* What the task asks:
Repeat all of the material below exactly as written, images excluded.

* Data for processing:

---

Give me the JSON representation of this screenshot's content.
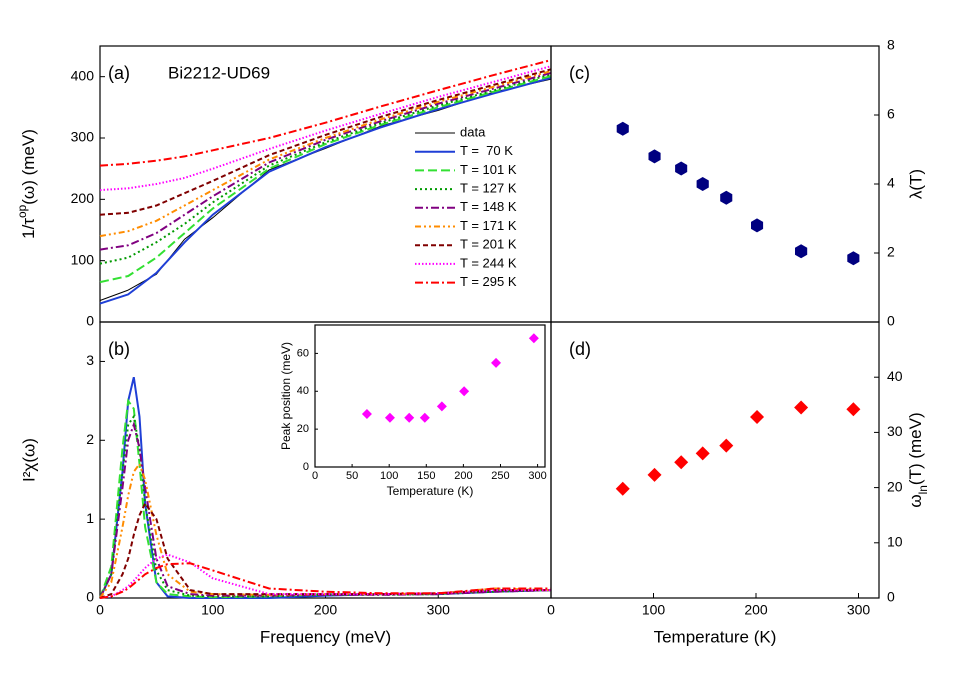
{
  "chart_data": [
    {
      "type": "line",
      "panel": "(a)",
      "title": "Bi2212-UD69",
      "ylabel": [
        "1/τ",
        "op",
        "(ω) (meV)"
      ],
      "xlim": [
        0,
        400
      ],
      "ylim": [
        0,
        450
      ],
      "yticks": [
        0,
        100,
        200,
        300,
        400
      ],
      "x": [
        0,
        25,
        50,
        75,
        100,
        150,
        200,
        250,
        300,
        350,
        400
      ],
      "series": [
        {
          "name": "data",
          "color": "#000000",
          "values": [
            35,
            52,
            78,
            135,
            170,
            248,
            283,
            320,
            345,
            375,
            396
          ]
        },
        {
          "name": "T =  70 K",
          "color": "#1f3fd6",
          "values": [
            30,
            45,
            80,
            130,
            175,
            245,
            285,
            318,
            347,
            373,
            398
          ]
        },
        {
          "name": "T = 101 K",
          "color": "#33e033",
          "values": [
            65,
            75,
            105,
            145,
            185,
            250,
            290,
            322,
            350,
            376,
            401
          ]
        },
        {
          "name": "T = 127 K",
          "color": "#009900",
          "values": [
            95,
            105,
            130,
            160,
            195,
            255,
            293,
            325,
            353,
            378,
            404
          ]
        },
        {
          "name": "T = 148 K",
          "color": "#800080",
          "values": [
            118,
            125,
            145,
            175,
            205,
            260,
            297,
            328,
            356,
            381,
            406
          ]
        },
        {
          "name": "T = 171 K",
          "color": "#ff8c00",
          "values": [
            140,
            148,
            165,
            190,
            215,
            265,
            300,
            331,
            359,
            384,
            409
          ]
        },
        {
          "name": "T = 201 K",
          "color": "#800000",
          "values": [
            175,
            178,
            190,
            210,
            230,
            272,
            305,
            335,
            362,
            387,
            412
          ]
        },
        {
          "name": "T = 244 K",
          "color": "#ff00ff",
          "values": [
            215,
            218,
            225,
            235,
            250,
            282,
            312,
            340,
            367,
            392,
            417
          ]
        },
        {
          "name": "T = 295 K",
          "color": "#ff0000",
          "values": [
            255,
            258,
            263,
            270,
            280,
            300,
            325,
            352,
            378,
            403,
            427
          ]
        }
      ]
    },
    {
      "type": "line",
      "panel": "(b)",
      "ylabel": "I²χ(ω)",
      "xlabel": "Frequency (meV)",
      "xlim": [
        0,
        400
      ],
      "xticks": [
        0,
        100,
        200,
        300
      ],
      "ylim": [
        0,
        3.5
      ],
      "yticks": [
        0,
        1,
        2,
        3
      ],
      "x": [
        0,
        10,
        20,
        25,
        30,
        35,
        40,
        50,
        60,
        80,
        100,
        150,
        200,
        250,
        300,
        350,
        400
      ],
      "series": [
        {
          "name": "T =  70 K",
          "color": "#1f3fd6",
          "values": [
            0,
            0.3,
            1.6,
            2.5,
            2.8,
            2.3,
            1.2,
            0.2,
            0.02,
            0,
            0,
            0,
            0.03,
            0.05,
            0.05,
            0.08,
            0.1
          ]
        },
        {
          "name": "T = 101 K",
          "color": "#33e033",
          "values": [
            0,
            0.4,
            1.9,
            2.5,
            2.4,
            1.7,
            0.9,
            0.2,
            0.05,
            0.02,
            0.01,
            0.02,
            0.05,
            0.05,
            0.05,
            0.1,
            0.1
          ]
        },
        {
          "name": "T = 127 K",
          "color": "#009900",
          "values": [
            0,
            0.3,
            1.6,
            2.2,
            2.3,
            1.9,
            1.2,
            0.35,
            0.1,
            0.03,
            0.02,
            0.02,
            0.04,
            0.04,
            0.05,
            0.08,
            0.1
          ]
        },
        {
          "name": "T = 148 K",
          "color": "#800080",
          "values": [
            0,
            0.3,
            1.4,
            2.0,
            2.2,
            1.9,
            1.4,
            0.5,
            0.15,
            0.05,
            0.03,
            0.03,
            0.04,
            0.04,
            0.05,
            0.08,
            0.1
          ]
        },
        {
          "name": "T = 171 K",
          "color": "#ff8c00",
          "values": [
            0,
            0.2,
            0.9,
            1.3,
            1.6,
            1.7,
            1.5,
            0.8,
            0.3,
            0.08,
            0.05,
            0.04,
            0.05,
            0.05,
            0.06,
            0.12,
            0.1
          ]
        },
        {
          "name": "T = 201 K",
          "color": "#800000",
          "values": [
            0,
            0.05,
            0.3,
            0.5,
            0.8,
            1.05,
            1.2,
            1.0,
            0.5,
            0.1,
            0.05,
            0.05,
            0.05,
            0.05,
            0.06,
            0.1,
            0.1
          ]
        },
        {
          "name": "T = 244 K",
          "color": "#ff00ff",
          "values": [
            0,
            0.02,
            0.1,
            0.15,
            0.22,
            0.3,
            0.38,
            0.5,
            0.55,
            0.45,
            0.25,
            0.05,
            0.05,
            0.05,
            0.06,
            0.1,
            0.1
          ]
        },
        {
          "name": "T = 295 K",
          "color": "#ff0000",
          "values": [
            0,
            0.02,
            0.08,
            0.12,
            0.18,
            0.24,
            0.3,
            0.38,
            0.43,
            0.44,
            0.35,
            0.12,
            0.08,
            0.06,
            0.06,
            0.12,
            0.12
          ]
        }
      ]
    },
    {
      "type": "scatter",
      "ylabel": "Peak position (meV)",
      "xlabel": "Temperature (K)",
      "marker": "diamond",
      "color": "#ff00ff",
      "xlim": [
        0,
        310
      ],
      "xticks": [
        0,
        50,
        100,
        150,
        200,
        250,
        300
      ],
      "ylim": [
        0,
        75
      ],
      "yticks": [
        0,
        20,
        40,
        60
      ],
      "x": [
        70,
        101,
        127,
        148,
        171,
        201,
        244,
        295
      ],
      "values": [
        28,
        26,
        26,
        26,
        32,
        40,
        55,
        68
      ]
    },
    {
      "type": "scatter",
      "panel": "(c)",
      "ylabel": "λ(T)",
      "marker": "hexagon",
      "color": "#000080",
      "xlim": [
        0,
        320
      ],
      "ylim": [
        0,
        8
      ],
      "yticks": [
        0,
        2,
        4,
        6,
        8
      ],
      "x": [
        70,
        101,
        127,
        148,
        171,
        201,
        244,
        295
      ],
      "values": [
        5.6,
        4.8,
        4.45,
        4.0,
        3.6,
        2.8,
        2.05,
        1.85
      ]
    },
    {
      "type": "scatter",
      "panel": "(d)",
      "ylabel": [
        "ω",
        "ln",
        "(T) (meV)"
      ],
      "xlabel": "Temperature (K)",
      "marker": "diamond",
      "color": "#ff0000",
      "xlim": [
        0,
        320
      ],
      "xticks": [
        0,
        100,
        200,
        300
      ],
      "ylim": [
        0,
        50
      ],
      "yticks": [
        0,
        10,
        20,
        30,
        40
      ],
      "x": [
        70,
        101,
        127,
        148,
        171,
        201,
        244,
        295
      ],
      "values": [
        19.8,
        22.3,
        24.6,
        26.2,
        27.6,
        32.8,
        34.5,
        34.2
      ]
    }
  ]
}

---

* The result:
Give me the JSON representation of this screenshot's content.
{
  "chart_data": [
    {
      "type": "line",
      "panel": "(a)",
      "title": "Bi2212-UD69",
      "ylabel": [
        "1/τ",
        "op",
        "(ω) (meV)"
      ],
      "xlim": [
        0,
        400
      ],
      "ylim": [
        0,
        450
      ],
      "yticks": [
        0,
        100,
        200,
        300,
        400
      ],
      "x": [
        0,
        25,
        50,
        75,
        100,
        150,
        200,
        250,
        300,
        350,
        400
      ],
      "series": [
        {
          "name": "data",
          "color": "#000000",
          "values": [
            35,
            52,
            78,
            135,
            170,
            248,
            283,
            320,
            345,
            375,
            396
          ]
        },
        {
          "name": "T =  70 K",
          "color": "#1f3fd6",
          "values": [
            30,
            45,
            80,
            130,
            175,
            245,
            285,
            318,
            347,
            373,
            398
          ]
        },
        {
          "name": "T = 101 K",
          "color": "#33e033",
          "values": [
            65,
            75,
            105,
            145,
            185,
            250,
            290,
            322,
            350,
            376,
            401
          ]
        },
        {
          "name": "T = 127 K",
          "color": "#009900",
          "values": [
            95,
            105,
            130,
            160,
            195,
            255,
            293,
            325,
            353,
            378,
            404
          ]
        },
        {
          "name": "T = 148 K",
          "color": "#800080",
          "values": [
            118,
            125,
            145,
            175,
            205,
            260,
            297,
            328,
            356,
            381,
            406
          ]
        },
        {
          "name": "T = 171 K",
          "color": "#ff8c00",
          "values": [
            140,
            148,
            165,
            190,
            215,
            265,
            300,
            331,
            359,
            384,
            409
          ]
        },
        {
          "name": "T = 201 K",
          "color": "#800000",
          "values": [
            175,
            178,
            190,
            210,
            230,
            272,
            305,
            335,
            362,
            387,
            412
          ]
        },
        {
          "name": "T = 244 K",
          "color": "#ff00ff",
          "values": [
            215,
            218,
            225,
            235,
            250,
            282,
            312,
            340,
            367,
            392,
            417
          ]
        },
        {
          "name": "T = 295 K",
          "color": "#ff0000",
          "values": [
            255,
            258,
            263,
            270,
            280,
            300,
            325,
            352,
            378,
            403,
            427
          ]
        }
      ]
    },
    {
      "type": "line",
      "panel": "(b)",
      "ylabel": "I²χ(ω)",
      "xlabel": "Frequency (meV)",
      "xlim": [
        0,
        400
      ],
      "xticks": [
        0,
        100,
        200,
        300
      ],
      "ylim": [
        0,
        3.5
      ],
      "yticks": [
        0,
        1,
        2,
        3
      ],
      "x": [
        0,
        10,
        20,
        25,
        30,
        35,
        40,
        50,
        60,
        80,
        100,
        150,
        200,
        250,
        300,
        350,
        400
      ],
      "series": [
        {
          "name": "T =  70 K",
          "color": "#1f3fd6",
          "values": [
            0,
            0.3,
            1.6,
            2.5,
            2.8,
            2.3,
            1.2,
            0.2,
            0.02,
            0,
            0,
            0,
            0.03,
            0.05,
            0.05,
            0.08,
            0.1
          ]
        },
        {
          "name": "T = 101 K",
          "color": "#33e033",
          "values": [
            0,
            0.4,
            1.9,
            2.5,
            2.4,
            1.7,
            0.9,
            0.2,
            0.05,
            0.02,
            0.01,
            0.02,
            0.05,
            0.05,
            0.05,
            0.1,
            0.1
          ]
        },
        {
          "name": "T = 127 K",
          "color": "#009900",
          "values": [
            0,
            0.3,
            1.6,
            2.2,
            2.3,
            1.9,
            1.2,
            0.35,
            0.1,
            0.03,
            0.02,
            0.02,
            0.04,
            0.04,
            0.05,
            0.08,
            0.1
          ]
        },
        {
          "name": "T = 148 K",
          "color": "#800080",
          "values": [
            0,
            0.3,
            1.4,
            2.0,
            2.2,
            1.9,
            1.4,
            0.5,
            0.15,
            0.05,
            0.03,
            0.03,
            0.04,
            0.04,
            0.05,
            0.08,
            0.1
          ]
        },
        {
          "name": "T = 171 K",
          "color": "#ff8c00",
          "values": [
            0,
            0.2,
            0.9,
            1.3,
            1.6,
            1.7,
            1.5,
            0.8,
            0.3,
            0.08,
            0.05,
            0.04,
            0.05,
            0.05,
            0.06,
            0.12,
            0.1
          ]
        },
        {
          "name": "T = 201 K",
          "color": "#800000",
          "values": [
            0,
            0.05,
            0.3,
            0.5,
            0.8,
            1.05,
            1.2,
            1.0,
            0.5,
            0.1,
            0.05,
            0.05,
            0.05,
            0.05,
            0.06,
            0.1,
            0.1
          ]
        },
        {
          "name": "T = 244 K",
          "color": "#ff00ff",
          "values": [
            0,
            0.02,
            0.1,
            0.15,
            0.22,
            0.3,
            0.38,
            0.5,
            0.55,
            0.45,
            0.25,
            0.05,
            0.05,
            0.05,
            0.06,
            0.1,
            0.1
          ]
        },
        {
          "name": "T = 295 K",
          "color": "#ff0000",
          "values": [
            0,
            0.02,
            0.08,
            0.12,
            0.18,
            0.24,
            0.3,
            0.38,
            0.43,
            0.44,
            0.35,
            0.12,
            0.08,
            0.06,
            0.06,
            0.12,
            0.12
          ]
        }
      ]
    },
    {
      "type": "scatter",
      "ylabel": "Peak position (meV)",
      "xlabel": "Temperature (K)",
      "marker": "diamond",
      "color": "#ff00ff",
      "xlim": [
        0,
        310
      ],
      "xticks": [
        0,
        50,
        100,
        150,
        200,
        250,
        300
      ],
      "ylim": [
        0,
        75
      ],
      "yticks": [
        0,
        20,
        40,
        60
      ],
      "x": [
        70,
        101,
        127,
        148,
        171,
        201,
        244,
        295
      ],
      "values": [
        28,
        26,
        26,
        26,
        32,
        40,
        55,
        68
      ]
    },
    {
      "type": "scatter",
      "panel": "(c)",
      "ylabel": "λ(T)",
      "marker": "hexagon",
      "color": "#000080",
      "xlim": [
        0,
        320
      ],
      "ylim": [
        0,
        8
      ],
      "yticks": [
        0,
        2,
        4,
        6,
        8
      ],
      "x": [
        70,
        101,
        127,
        148,
        171,
        201,
        244,
        295
      ],
      "values": [
        5.6,
        4.8,
        4.45,
        4.0,
        3.6,
        2.8,
        2.05,
        1.85
      ]
    },
    {
      "type": "scatter",
      "panel": "(d)",
      "ylabel": [
        "ω",
        "ln",
        "(T) (meV)"
      ],
      "xlabel": "Temperature (K)",
      "marker": "diamond",
      "color": "#ff0000",
      "xlim": [
        0,
        320
      ],
      "xticks": [
        0,
        100,
        200,
        300
      ],
      "ylim": [
        0,
        50
      ],
      "yticks": [
        0,
        10,
        20,
        30,
        40
      ],
      "x": [
        70,
        101,
        127,
        148,
        171,
        201,
        244,
        295
      ],
      "values": [
        19.8,
        22.3,
        24.6,
        26.2,
        27.6,
        32.8,
        34.5,
        34.2
      ]
    }
  ]
}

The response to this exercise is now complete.